REQUIREMENT
Write out the whole listing word for word.

########################################

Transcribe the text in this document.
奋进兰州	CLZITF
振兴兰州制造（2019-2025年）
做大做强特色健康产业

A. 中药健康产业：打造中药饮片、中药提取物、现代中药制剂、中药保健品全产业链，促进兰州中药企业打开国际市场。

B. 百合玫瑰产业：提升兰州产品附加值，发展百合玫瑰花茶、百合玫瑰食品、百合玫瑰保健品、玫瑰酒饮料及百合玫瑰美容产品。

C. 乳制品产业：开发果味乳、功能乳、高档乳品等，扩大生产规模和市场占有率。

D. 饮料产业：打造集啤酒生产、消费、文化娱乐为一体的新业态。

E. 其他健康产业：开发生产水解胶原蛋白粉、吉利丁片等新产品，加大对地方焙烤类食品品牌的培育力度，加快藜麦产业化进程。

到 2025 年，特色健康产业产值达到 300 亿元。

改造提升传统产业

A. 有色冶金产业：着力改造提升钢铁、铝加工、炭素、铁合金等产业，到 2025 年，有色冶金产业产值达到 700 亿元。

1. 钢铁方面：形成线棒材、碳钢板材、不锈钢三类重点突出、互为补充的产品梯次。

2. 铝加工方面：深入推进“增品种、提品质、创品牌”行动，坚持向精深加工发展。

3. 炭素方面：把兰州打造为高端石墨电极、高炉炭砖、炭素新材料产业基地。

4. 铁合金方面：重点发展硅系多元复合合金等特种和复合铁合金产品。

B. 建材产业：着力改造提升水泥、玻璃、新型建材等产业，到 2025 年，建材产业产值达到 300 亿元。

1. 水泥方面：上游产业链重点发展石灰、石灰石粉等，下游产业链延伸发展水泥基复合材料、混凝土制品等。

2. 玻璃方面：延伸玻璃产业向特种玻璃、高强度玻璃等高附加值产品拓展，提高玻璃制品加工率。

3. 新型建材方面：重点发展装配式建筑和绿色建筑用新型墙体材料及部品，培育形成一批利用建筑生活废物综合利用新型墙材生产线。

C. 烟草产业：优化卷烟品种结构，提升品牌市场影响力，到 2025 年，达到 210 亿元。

########################################

TASK OUTPUT
Transcribe the text in this document.
奋进兰州	CLZITF
振兴兰州制造（2019-2025年）
做大做强特色健康产业

A. 中药健康产业：打造中药饮片、中药提取物、现代中药制剂、中药保健品全产业链，促进兰州中药企业打开国际市场。

B. 百合玫瑰产业：提升兰州产品附加值，发展百合玫瑰花茶、百合玫瑰食品、百合玫瑰保健品、玫瑰酒饮料及百合玫瑰美容产品。

C. 乳制品产业：开发果味乳、功能乳、高档乳品等，扩大生产规模和市场占有率。

D. 饮料产业：打造集啤酒生产、消费、文化娱乐为一体的新业态。

E. 其他健康产业：开发生产水解胶原蛋白粉、吉利丁片等新产品，加大对地方焙烤类食品品牌的培育力度，加快藜麦产业化进程。

到 2025 年，特色健康产业产值达到 300 亿元。

改造提升传统产业

A. 有色冶金产业：着力改造提升钢铁、铝加工、炭素、铁合金等产业，到 2025 年，有色冶金产业产值达到 700 亿元。

1. 钢铁方面：形成线棒材、碳钢板材、不锈钢三类重点突出、互为补充的产品梯次。

2. 铝加工方面：深入推进“增品种、提品质、创品牌”行动，坚持向精深加工发展。

3. 炭素方面：把兰州打造为高端石墨电极、高炉炭砖、炭素新材料产业基地。

4. 铁合金方面：重点发展硅系多元复合合金等特种和复合铁合金产品。

B. 建材产业：着力改造提升水泥、玻璃、新型建材等产业，到 2025 年，建材产业产值达到 300 亿元。

1. 水泥方面：上游产业链重点发展石灰、石灰石粉等，下游产业链延伸发展水泥基复合材料、混凝土制品等。

2. 玻璃方面：延伸玻璃产业向特种玻璃、高强度玻璃等高附加值产品拓展，提高玻璃制品加工率。

3. 新型建材方面：重点发展装配式建筑和绿色建筑用新型墙体材料及部品，培育形成一批利用建筑生活废物综合利用新型墙材生产线。

C. 烟草产业：优化卷烟品种结构，提升品牌市场影响力，到 2025 年，达到 210 亿元。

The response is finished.